▽
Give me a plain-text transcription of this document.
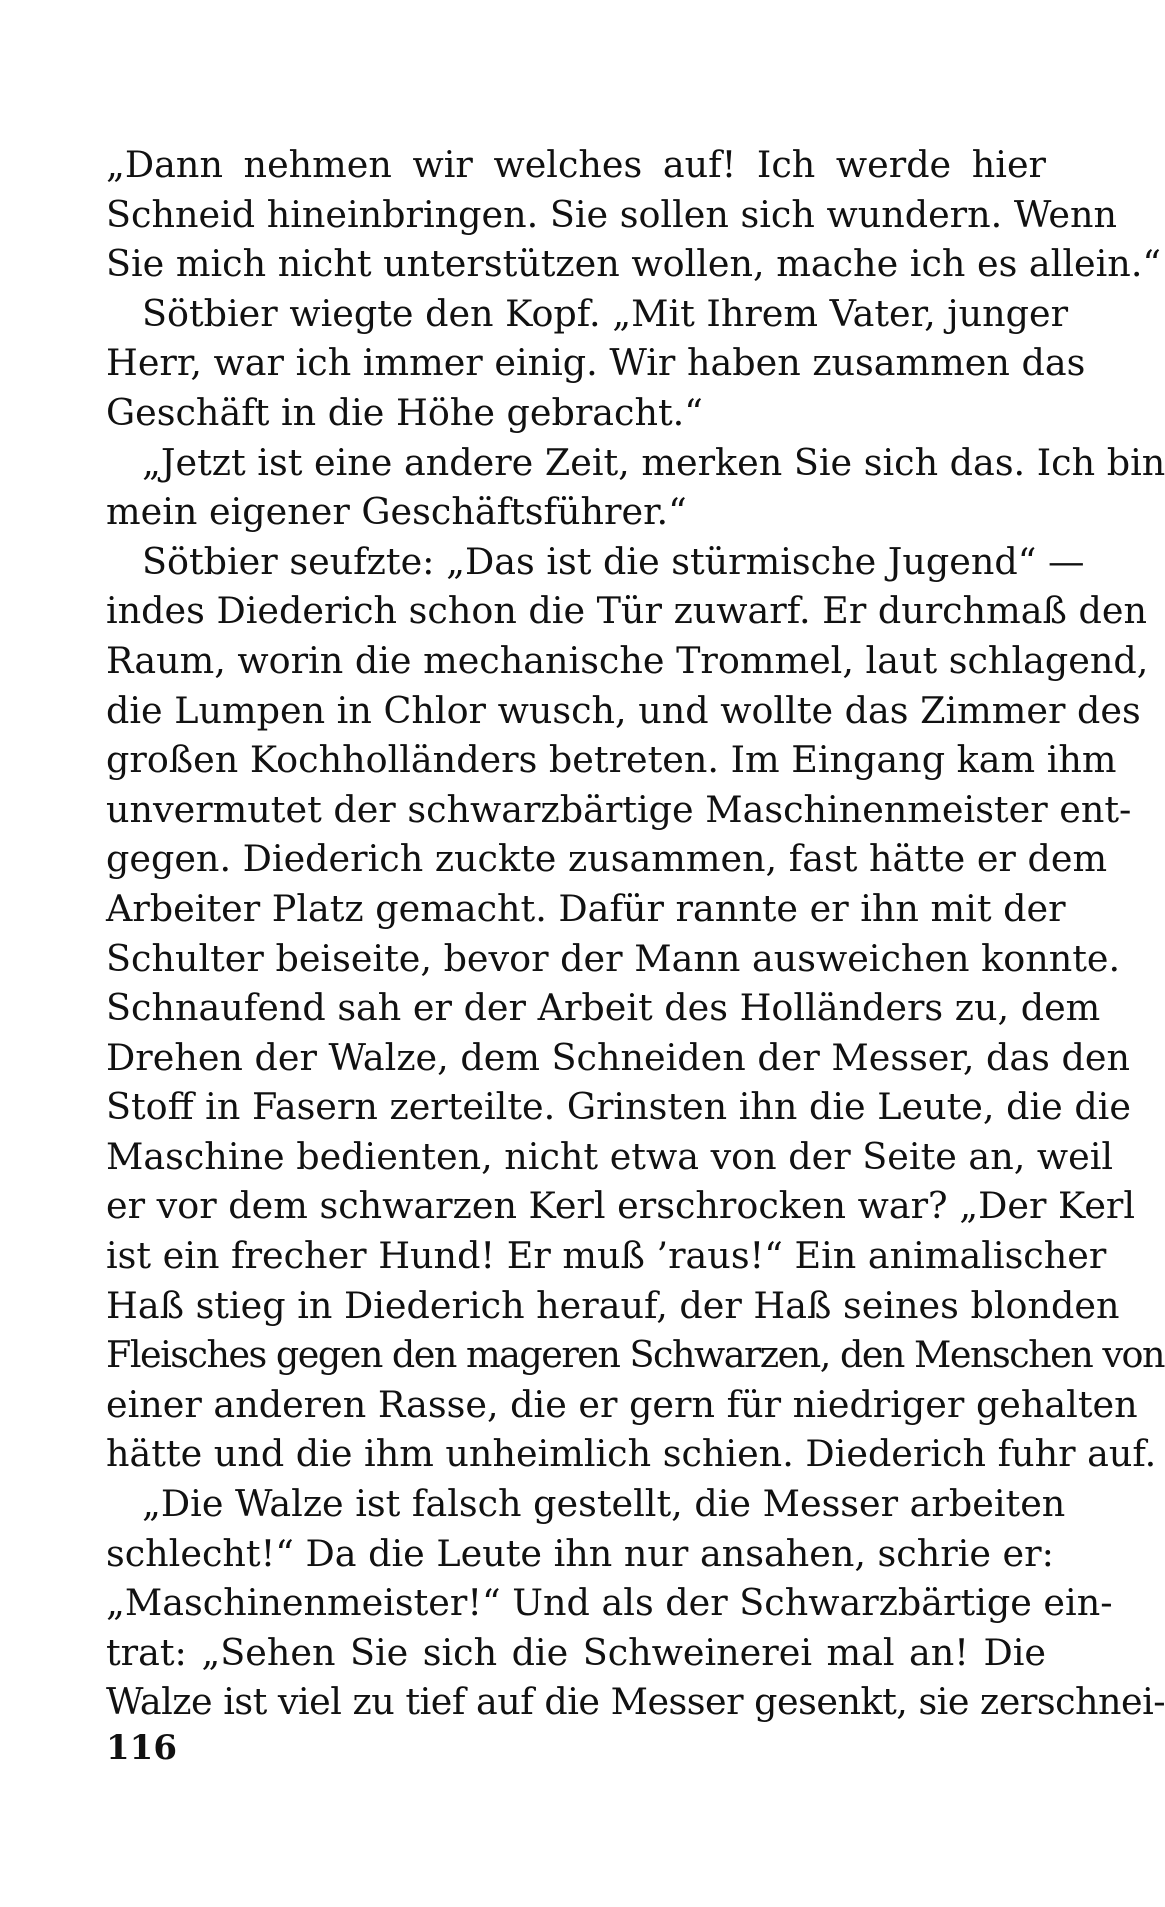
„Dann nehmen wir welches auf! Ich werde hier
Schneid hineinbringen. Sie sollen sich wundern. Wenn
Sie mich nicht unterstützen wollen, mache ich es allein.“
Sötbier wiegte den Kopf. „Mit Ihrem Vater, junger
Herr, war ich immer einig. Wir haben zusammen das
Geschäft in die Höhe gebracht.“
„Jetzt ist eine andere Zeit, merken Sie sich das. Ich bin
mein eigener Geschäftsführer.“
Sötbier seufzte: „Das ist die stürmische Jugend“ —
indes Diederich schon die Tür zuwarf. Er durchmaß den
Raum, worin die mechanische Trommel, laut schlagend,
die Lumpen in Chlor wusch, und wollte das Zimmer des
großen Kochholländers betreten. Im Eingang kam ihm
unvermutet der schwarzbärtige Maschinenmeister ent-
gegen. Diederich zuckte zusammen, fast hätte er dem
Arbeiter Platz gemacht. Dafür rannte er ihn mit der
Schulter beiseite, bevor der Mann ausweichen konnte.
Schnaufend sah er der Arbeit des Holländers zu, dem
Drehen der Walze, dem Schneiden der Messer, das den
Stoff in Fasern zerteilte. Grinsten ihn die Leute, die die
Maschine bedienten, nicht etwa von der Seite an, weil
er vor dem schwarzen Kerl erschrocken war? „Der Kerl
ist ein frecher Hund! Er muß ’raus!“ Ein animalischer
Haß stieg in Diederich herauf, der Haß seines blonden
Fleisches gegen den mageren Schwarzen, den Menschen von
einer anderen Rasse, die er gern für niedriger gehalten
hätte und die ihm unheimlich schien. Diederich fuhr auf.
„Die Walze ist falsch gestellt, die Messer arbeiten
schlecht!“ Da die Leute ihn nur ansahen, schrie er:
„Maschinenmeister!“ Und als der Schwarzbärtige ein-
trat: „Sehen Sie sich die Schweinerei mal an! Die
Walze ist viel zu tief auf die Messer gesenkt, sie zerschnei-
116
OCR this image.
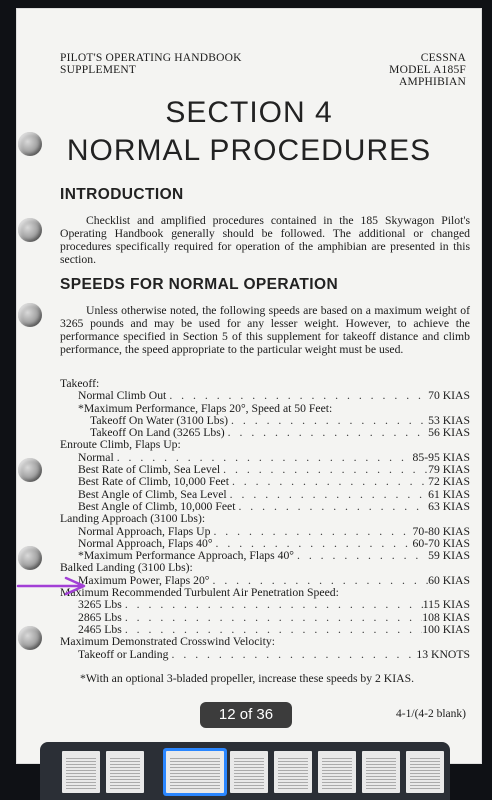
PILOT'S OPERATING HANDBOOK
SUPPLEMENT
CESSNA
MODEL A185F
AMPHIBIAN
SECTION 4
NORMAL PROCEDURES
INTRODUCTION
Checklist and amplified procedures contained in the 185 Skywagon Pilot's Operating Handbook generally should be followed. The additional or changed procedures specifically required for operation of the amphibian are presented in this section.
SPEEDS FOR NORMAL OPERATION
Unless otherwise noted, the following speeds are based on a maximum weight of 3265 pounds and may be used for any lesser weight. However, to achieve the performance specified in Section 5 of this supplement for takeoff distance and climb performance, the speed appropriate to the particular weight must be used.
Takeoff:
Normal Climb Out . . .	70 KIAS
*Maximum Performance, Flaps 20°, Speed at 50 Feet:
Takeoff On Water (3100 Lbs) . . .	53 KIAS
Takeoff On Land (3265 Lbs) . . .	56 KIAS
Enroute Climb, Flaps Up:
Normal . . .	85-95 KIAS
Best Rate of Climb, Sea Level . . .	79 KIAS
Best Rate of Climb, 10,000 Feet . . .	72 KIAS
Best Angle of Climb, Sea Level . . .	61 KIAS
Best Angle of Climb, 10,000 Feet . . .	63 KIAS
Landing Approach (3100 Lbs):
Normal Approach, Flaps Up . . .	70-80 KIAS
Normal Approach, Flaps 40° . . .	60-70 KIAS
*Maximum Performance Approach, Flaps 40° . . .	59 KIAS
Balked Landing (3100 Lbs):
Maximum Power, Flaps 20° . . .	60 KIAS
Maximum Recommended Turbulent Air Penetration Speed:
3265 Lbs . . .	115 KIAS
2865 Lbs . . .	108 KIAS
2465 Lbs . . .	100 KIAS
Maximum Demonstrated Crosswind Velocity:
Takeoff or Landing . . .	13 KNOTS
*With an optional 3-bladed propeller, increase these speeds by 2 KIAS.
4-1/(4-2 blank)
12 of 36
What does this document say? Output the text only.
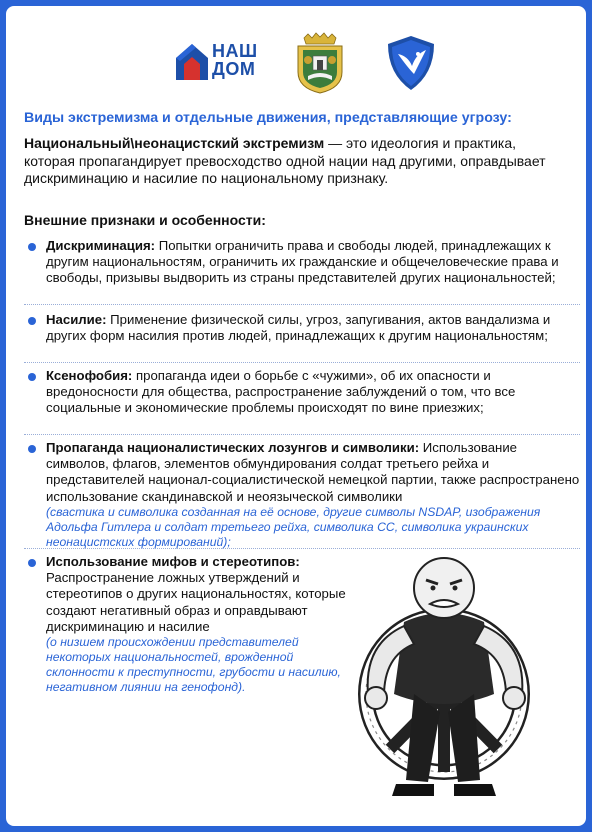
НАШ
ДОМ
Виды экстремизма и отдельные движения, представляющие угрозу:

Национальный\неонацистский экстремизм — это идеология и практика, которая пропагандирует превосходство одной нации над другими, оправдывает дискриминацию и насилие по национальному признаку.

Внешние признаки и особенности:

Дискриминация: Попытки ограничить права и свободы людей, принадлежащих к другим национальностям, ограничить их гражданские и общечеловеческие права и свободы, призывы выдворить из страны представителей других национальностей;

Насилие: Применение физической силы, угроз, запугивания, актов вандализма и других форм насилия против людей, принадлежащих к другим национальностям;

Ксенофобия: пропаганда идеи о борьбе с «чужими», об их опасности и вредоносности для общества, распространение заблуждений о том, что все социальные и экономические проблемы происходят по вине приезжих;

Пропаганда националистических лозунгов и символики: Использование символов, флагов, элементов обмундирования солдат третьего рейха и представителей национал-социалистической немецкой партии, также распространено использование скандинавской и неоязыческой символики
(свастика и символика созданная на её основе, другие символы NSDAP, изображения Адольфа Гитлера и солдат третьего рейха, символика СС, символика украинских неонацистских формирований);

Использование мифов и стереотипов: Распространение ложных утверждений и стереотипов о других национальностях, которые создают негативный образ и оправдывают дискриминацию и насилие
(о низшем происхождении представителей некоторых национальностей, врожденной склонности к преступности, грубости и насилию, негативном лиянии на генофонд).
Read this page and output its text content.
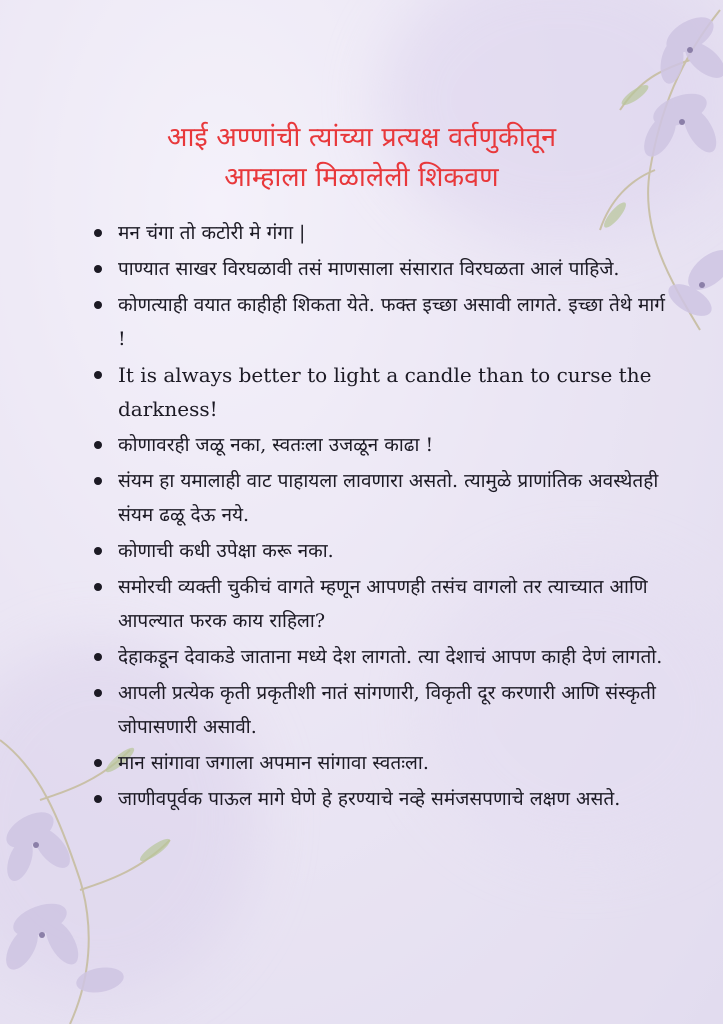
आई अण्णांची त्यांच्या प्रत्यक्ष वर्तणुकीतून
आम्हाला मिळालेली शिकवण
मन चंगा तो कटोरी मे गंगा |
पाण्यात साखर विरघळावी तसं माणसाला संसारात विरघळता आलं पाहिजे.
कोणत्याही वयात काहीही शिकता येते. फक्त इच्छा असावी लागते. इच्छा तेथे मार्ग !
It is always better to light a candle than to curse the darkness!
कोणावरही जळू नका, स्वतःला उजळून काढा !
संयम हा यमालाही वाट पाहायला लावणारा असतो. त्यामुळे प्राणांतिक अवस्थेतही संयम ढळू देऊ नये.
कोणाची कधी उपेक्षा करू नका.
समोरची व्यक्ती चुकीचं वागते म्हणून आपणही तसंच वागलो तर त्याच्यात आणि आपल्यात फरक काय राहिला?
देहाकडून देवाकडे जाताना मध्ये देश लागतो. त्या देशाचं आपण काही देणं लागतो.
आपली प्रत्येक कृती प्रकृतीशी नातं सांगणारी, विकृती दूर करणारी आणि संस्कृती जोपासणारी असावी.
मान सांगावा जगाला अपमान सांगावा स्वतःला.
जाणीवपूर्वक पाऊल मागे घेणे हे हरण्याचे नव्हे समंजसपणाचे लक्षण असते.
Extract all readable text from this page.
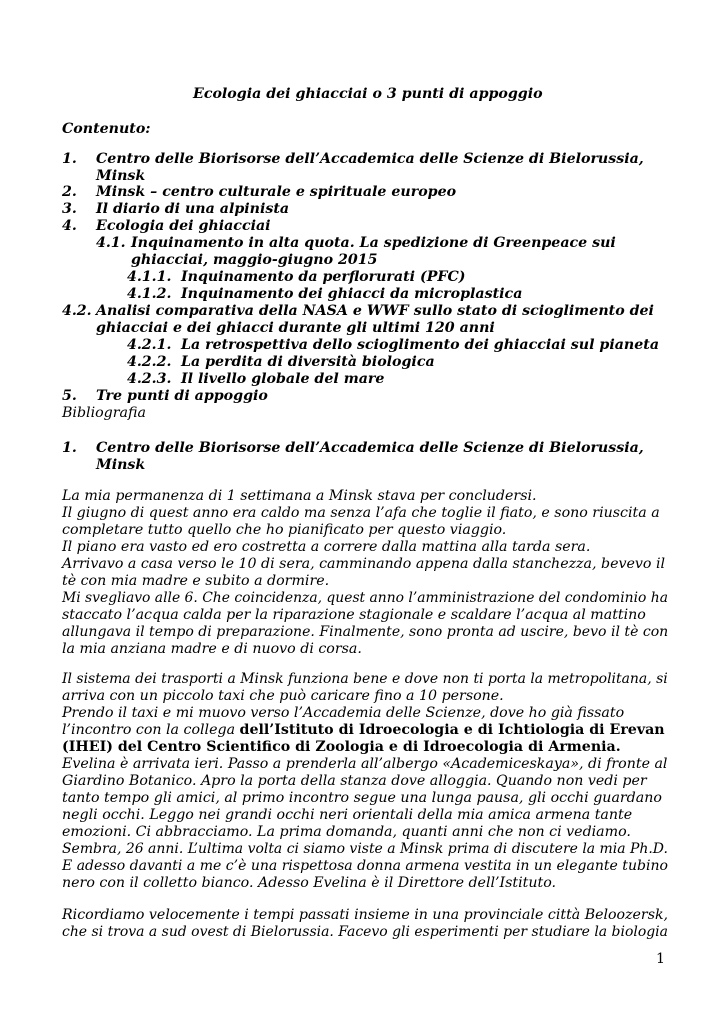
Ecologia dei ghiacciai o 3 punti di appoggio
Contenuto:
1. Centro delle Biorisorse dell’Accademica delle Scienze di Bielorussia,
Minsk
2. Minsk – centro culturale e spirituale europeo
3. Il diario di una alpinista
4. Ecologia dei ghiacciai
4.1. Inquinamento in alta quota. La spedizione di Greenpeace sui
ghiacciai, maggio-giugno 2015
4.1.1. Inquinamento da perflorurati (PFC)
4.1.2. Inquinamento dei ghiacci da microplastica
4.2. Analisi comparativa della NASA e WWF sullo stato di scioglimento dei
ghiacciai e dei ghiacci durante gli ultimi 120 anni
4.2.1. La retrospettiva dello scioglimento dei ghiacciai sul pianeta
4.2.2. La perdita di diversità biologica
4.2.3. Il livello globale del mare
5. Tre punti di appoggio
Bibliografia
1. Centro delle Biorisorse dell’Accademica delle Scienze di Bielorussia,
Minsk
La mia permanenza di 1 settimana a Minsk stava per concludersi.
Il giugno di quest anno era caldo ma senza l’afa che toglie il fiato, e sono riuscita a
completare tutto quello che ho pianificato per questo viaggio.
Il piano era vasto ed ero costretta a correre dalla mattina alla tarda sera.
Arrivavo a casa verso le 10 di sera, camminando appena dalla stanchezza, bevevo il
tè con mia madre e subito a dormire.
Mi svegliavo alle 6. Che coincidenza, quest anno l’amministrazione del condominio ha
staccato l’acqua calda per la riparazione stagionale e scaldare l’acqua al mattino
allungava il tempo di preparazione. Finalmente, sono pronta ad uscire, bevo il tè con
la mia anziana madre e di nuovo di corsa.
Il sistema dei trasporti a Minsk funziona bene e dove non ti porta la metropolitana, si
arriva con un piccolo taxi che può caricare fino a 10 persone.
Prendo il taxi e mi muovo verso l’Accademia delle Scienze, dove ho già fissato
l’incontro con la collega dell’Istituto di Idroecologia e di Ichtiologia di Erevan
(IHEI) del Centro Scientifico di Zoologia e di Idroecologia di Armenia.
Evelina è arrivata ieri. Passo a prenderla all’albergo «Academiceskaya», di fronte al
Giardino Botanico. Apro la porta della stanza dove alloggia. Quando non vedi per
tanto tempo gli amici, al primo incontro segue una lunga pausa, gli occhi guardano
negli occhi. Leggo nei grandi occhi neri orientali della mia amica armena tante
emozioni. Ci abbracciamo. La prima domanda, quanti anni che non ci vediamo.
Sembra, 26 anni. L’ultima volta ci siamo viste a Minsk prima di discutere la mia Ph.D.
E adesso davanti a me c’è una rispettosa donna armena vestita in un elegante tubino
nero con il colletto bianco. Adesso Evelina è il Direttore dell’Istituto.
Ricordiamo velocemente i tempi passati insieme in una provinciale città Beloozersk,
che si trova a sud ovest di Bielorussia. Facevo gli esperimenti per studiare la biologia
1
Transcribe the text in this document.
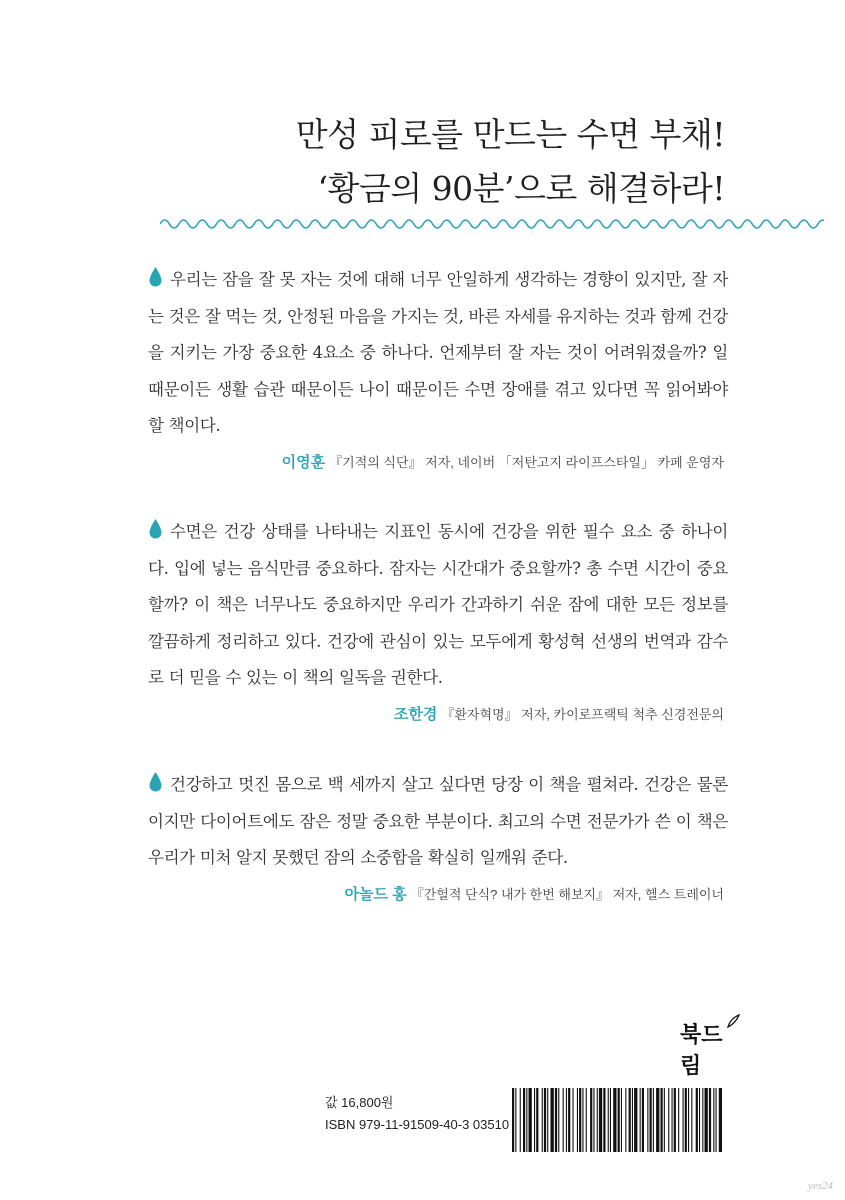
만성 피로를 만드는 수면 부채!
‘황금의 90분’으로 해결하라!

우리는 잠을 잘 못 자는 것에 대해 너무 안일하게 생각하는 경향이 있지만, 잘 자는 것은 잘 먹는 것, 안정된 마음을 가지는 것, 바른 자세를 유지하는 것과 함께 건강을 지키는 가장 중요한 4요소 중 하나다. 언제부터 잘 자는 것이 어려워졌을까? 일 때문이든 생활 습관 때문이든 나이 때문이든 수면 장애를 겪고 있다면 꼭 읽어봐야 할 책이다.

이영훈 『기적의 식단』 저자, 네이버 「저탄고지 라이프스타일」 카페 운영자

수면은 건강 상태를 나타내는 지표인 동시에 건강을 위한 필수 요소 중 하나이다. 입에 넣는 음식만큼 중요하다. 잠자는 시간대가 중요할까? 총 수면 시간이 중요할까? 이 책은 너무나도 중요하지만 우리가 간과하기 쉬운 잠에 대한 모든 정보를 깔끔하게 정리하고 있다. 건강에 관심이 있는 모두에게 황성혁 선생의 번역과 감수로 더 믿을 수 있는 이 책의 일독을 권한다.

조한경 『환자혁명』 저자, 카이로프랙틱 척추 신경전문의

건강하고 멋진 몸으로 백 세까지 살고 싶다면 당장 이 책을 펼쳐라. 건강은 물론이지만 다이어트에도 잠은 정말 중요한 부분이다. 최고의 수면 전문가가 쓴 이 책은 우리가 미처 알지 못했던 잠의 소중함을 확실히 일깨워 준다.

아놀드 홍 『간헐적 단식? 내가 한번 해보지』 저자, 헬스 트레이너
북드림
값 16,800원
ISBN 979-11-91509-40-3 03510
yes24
△
PROBLEM TO WORK ON
Check every line of the data above for the string "Использование", and copy those that have it.

TASK OUTPUT
Пропаганда националистических лозунгов и символики: Использование символов, флагов, элементов обмундирования солдат третьего рейха и представителей национал-социалистической немецкой партии, также распространено использование скандинавской и неоязыческой символики
Использование мифов и стереотипов: Распространение ложных утверждений и стереотипов о других национальностях, которые создают негативный образ и оправдывают дискриминацию и насилие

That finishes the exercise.